╭──

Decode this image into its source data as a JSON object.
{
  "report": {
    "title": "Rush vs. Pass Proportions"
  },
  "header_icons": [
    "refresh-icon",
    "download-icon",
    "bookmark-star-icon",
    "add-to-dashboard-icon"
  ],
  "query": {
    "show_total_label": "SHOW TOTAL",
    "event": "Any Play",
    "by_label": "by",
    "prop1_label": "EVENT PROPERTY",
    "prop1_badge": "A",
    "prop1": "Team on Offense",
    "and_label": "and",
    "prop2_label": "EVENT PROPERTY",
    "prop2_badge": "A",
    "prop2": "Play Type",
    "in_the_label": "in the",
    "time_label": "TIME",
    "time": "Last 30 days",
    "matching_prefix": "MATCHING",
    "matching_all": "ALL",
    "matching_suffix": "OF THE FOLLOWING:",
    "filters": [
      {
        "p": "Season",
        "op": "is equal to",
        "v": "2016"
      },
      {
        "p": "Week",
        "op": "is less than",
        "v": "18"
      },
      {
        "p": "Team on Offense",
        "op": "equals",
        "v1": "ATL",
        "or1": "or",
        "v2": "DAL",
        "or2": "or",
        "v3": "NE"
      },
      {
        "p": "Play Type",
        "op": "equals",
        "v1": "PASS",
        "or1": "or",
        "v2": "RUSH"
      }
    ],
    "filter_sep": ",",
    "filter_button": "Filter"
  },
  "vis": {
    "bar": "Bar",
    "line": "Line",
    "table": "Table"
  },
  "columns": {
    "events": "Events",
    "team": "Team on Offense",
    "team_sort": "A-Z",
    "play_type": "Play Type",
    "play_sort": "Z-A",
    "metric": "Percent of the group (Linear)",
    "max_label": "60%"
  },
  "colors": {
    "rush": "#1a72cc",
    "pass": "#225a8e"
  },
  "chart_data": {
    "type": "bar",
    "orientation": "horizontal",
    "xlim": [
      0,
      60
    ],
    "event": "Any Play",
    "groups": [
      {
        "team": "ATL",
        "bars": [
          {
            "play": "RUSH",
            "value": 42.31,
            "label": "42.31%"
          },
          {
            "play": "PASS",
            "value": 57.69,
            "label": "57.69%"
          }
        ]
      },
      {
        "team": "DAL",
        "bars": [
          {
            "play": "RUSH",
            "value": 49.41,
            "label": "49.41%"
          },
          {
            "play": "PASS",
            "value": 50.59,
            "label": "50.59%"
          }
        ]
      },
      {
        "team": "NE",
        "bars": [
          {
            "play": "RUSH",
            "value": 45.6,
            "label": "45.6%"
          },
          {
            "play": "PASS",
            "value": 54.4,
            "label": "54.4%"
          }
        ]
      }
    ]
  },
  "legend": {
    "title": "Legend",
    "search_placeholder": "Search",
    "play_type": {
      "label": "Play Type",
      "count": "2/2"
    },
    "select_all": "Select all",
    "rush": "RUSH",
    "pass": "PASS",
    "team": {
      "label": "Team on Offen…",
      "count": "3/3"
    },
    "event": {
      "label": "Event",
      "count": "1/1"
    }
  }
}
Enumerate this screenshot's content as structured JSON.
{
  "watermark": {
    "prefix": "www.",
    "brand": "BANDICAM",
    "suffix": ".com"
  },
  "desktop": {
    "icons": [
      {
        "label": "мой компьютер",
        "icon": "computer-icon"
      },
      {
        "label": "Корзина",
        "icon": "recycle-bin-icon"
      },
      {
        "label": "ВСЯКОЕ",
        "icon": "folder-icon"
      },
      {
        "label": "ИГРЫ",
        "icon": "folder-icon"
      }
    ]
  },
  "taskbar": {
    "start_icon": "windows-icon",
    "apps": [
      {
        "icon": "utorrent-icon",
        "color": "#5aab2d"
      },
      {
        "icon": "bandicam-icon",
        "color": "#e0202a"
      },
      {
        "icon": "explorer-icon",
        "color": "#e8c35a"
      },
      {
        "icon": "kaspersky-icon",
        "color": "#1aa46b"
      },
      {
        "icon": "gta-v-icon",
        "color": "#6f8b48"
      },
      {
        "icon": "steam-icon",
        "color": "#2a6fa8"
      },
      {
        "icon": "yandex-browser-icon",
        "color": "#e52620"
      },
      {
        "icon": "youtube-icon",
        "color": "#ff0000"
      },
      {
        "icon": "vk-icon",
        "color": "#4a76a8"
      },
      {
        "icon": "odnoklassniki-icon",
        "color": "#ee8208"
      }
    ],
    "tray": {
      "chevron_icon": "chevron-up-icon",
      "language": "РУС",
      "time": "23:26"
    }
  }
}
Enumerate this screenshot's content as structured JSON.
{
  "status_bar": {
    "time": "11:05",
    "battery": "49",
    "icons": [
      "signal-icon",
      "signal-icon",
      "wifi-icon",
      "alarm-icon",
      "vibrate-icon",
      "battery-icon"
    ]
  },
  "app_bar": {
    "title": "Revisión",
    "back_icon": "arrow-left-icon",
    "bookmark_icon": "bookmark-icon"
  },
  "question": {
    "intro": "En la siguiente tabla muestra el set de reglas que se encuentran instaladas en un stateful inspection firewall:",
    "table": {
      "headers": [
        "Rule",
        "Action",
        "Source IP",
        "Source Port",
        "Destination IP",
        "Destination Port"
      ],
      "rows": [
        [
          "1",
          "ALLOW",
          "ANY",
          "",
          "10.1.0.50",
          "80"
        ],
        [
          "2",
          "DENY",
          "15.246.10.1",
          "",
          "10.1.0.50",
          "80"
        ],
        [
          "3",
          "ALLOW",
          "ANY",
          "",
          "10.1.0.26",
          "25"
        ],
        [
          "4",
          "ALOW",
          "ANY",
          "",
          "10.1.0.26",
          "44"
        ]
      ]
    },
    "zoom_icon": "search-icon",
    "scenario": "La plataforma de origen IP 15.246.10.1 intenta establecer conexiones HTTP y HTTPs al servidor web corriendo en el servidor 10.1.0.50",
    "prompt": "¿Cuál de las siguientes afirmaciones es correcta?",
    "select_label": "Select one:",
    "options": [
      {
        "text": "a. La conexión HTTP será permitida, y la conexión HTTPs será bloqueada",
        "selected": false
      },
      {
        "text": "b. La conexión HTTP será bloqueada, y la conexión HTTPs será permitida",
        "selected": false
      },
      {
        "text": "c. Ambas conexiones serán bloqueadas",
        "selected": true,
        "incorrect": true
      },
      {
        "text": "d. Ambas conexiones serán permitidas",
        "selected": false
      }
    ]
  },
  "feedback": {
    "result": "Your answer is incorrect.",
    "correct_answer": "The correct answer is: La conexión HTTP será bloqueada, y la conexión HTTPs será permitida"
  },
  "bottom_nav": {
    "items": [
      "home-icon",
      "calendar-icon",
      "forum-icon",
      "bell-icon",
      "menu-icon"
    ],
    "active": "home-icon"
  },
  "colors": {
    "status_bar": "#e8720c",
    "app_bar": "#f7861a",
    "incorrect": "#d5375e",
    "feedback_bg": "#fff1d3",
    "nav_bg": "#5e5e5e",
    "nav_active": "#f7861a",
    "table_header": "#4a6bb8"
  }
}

╰──

§ DIRECTIONS
Every entry should be printed again exactly as written.

§ FINISHED EXERCISE
Decode this image into its source data as a JSON object.
{
  "report": {
    "title": "Rush vs. Pass Proportions"
  },
  "header_icons": [
    "refresh-icon",
    "download-icon",
    "bookmark-star-icon",
    "add-to-dashboard-icon"
  ],
  "query": {
    "show_total_label": "SHOW TOTAL",
    "event": "Any Play",
    "by_label": "by",
    "prop1_label": "EVENT PROPERTY",
    "prop1_badge": "A",
    "prop1": "Team on Offense",
    "and_label": "and",
    "prop2_label": "EVENT PROPERTY",
    "prop2_badge": "A",
    "prop2": "Play Type",
    "in_the_label": "in the",
    "time_label": "TIME",
    "time": "Last 30 days",
    "matching_prefix": "MATCHING",
    "matching_all": "ALL",
    "matching_suffix": "OF THE FOLLOWING:",
    "filters": [
      {
        "p": "Season",
        "op": "is equal to",
        "v": "2016"
      },
      {
        "p": "Week",
        "op": "is less than",
        "v": "18"
      },
      {
        "p": "Team on Offense",
        "op": "equals",
        "v1": "ATL",
        "or1": "or",
        "v2": "DAL",
        "or2": "or",
        "v3": "NE"
      },
      {
        "p": "Play Type",
        "op": "equals",
        "v1": "PASS",
        "or1": "or",
        "v2": "RUSH"
      }
    ],
    "filter_sep": ",",
    "filter_button": "Filter"
  },
  "vis": {
    "bar": "Bar",
    "line": "Line",
    "table": "Table"
  },
  "columns": {
    "events": "Events",
    "team": "Team on Offense",
    "team_sort": "A-Z",
    "play_type": "Play Type",
    "play_sort": "Z-A",
    "metric": "Percent of the group (Linear)",
    "max_label": "60%"
  },
  "colors": {
    "rush": "#1a72cc",
    "pass": "#225a8e"
  },
  "chart_data": {
    "type": "bar",
    "orientation": "horizontal",
    "xlim": [
      0,
      60
    ],
    "event": "Any Play",
    "groups": [
      {
        "team": "ATL",
        "bars": [
          {
            "play": "RUSH",
            "value": 42.31,
            "label": "42.31%"
          },
          {
            "play": "PASS",
            "value": 57.69,
            "label": "57.69%"
          }
        ]
      },
      {
        "team": "DAL",
        "bars": [
          {
            "play": "RUSH",
            "value": 49.41,
            "label": "49.41%"
          },
          {
            "play": "PASS",
            "value": 50.59,
            "label": "50.59%"
          }
        ]
      },
      {
        "team": "NE",
        "bars": [
          {
            "play": "RUSH",
            "value": 45.6,
            "label": "45.6%"
          },
          {
            "play": "PASS",
            "value": 54.4,
            "label": "54.4%"
          }
        ]
      }
    ]
  },
  "legend": {
    "title": "Legend",
    "search_placeholder": "Search",
    "play_type": {
      "label": "Play Type",
      "count": "2/2"
    },
    "select_all": "Select all",
    "rush": "RUSH",
    "pass": "PASS",
    "team": {
      "label": "Team on Offen…",
      "count": "3/3"
    },
    "event": {
      "label": "Event",
      "count": "1/1"
    }
  }
}
Enumerate this screenshot's content as structured JSON.
{
  "watermark": {
    "prefix": "www.",
    "brand": "BANDICAM",
    "suffix": ".com"
  },
  "desktop": {
    "icons": [
      {
        "label": "мой компьютер",
        "icon": "computer-icon"
      },
      {
        "label": "Корзина",
        "icon": "recycle-bin-icon"
      },
      {
        "label": "ВСЯКОЕ",
        "icon": "folder-icon"
      },
      {
        "label": "ИГРЫ",
        "icon": "folder-icon"
      }
    ]
  },
  "taskbar": {
    "start_icon": "windows-icon",
    "apps": [
      {
        "icon": "utorrent-icon",
        "color": "#5aab2d"
      },
      {
        "icon": "bandicam-icon",
        "color": "#e0202a"
      },
      {
        "icon": "explorer-icon",
        "color": "#e8c35a"
      },
      {
        "icon": "kaspersky-icon",
        "color": "#1aa46b"
      },
      {
        "icon": "gta-v-icon",
        "color": "#6f8b48"
      },
      {
        "icon": "steam-icon",
        "color": "#2a6fa8"
      },
      {
        "icon": "yandex-browser-icon",
        "color": "#e52620"
      },
      {
        "icon": "youtube-icon",
        "color": "#ff0000"
      },
      {
        "icon": "vk-icon",
        "color": "#4a76a8"
      },
      {
        "icon": "odnoklassniki-icon",
        "color": "#ee8208"
      }
    ],
    "tray": {
      "chevron_icon": "chevron-up-icon",
      "language": "РУС",
      "time": "23:26"
    }
  }
}
Enumerate this screenshot's content as structured JSON.
{
  "status_bar": {
    "time": "11:05",
    "battery": "49",
    "icons": [
      "signal-icon",
      "signal-icon",
      "wifi-icon",
      "alarm-icon",
      "vibrate-icon",
      "battery-icon"
    ]
  },
  "app_bar": {
    "title": "Revisión",
    "back_icon": "arrow-left-icon",
    "bookmark_icon": "bookmark-icon"
  },
  "question": {
    "intro": "En la siguiente tabla muestra el set de reglas que se encuentran instaladas en un stateful inspection firewall:",
    "table": {
      "headers": [
        "Rule",
        "Action",
        "Source IP",
        "Source Port",
        "Destination IP",
        "Destination Port"
      ],
      "rows": [
        [
          "1",
          "ALLOW",
          "ANY",
          "",
          "10.1.0.50",
          "80"
        ],
        [
          "2",
          "DENY",
          "15.246.10.1",
          "",
          "10.1.0.50",
          "80"
        ],
        [
          "3",
          "ALLOW",
          "ANY",
          "",
          "10.1.0.26",
          "25"
        ],
        [
          "4",
          "ALOW",
          "ANY",
          "",
          "10.1.0.26",
          "44"
        ]
      ]
    },
    "zoom_icon": "search-icon",
    "scenario": "La plataforma de origen IP 15.246.10.1 intenta establecer conexiones HTTP y HTTPs al servidor web corriendo en el servidor 10.1.0.50",
    "prompt": "¿Cuál de las siguientes afirmaciones es correcta?",
    "select_label": "Select one:",
    "options": [
      {
        "text": "a. La conexión HTTP será permitida, y la conexión HTTPs será bloqueada",
        "selected": false
      },
      {
        "text": "b. La conexión HTTP será bloqueada, y la conexión HTTPs será permitida",
        "selected": false
      },
      {
        "text": "c. Ambas conexiones serán bloqueadas",
        "selected": true,
        "incorrect": true
      },
      {
        "text": "d. Ambas conexiones serán permitidas",
        "selected": false
      }
    ]
  },
  "feedback": {
    "result": "Your answer is incorrect.",
    "correct_answer": "The correct answer is: La conexión HTTP será bloqueada, y la conexión HTTPs será permitida"
  },
  "bottom_nav": {
    "items": [
      "home-icon",
      "calendar-icon",
      "forum-icon",
      "bell-icon",
      "menu-icon"
    ],
    "active": "home-icon"
  },
  "colors": {
    "status_bar": "#e8720c",
    "app_bar": "#f7861a",
    "incorrect": "#d5375e",
    "feedback_bg": "#fff1d3",
    "nav_bg": "#5e5e5e",
    "nav_active": "#f7861a",
    "table_header": "#4a6bb8"
  }
}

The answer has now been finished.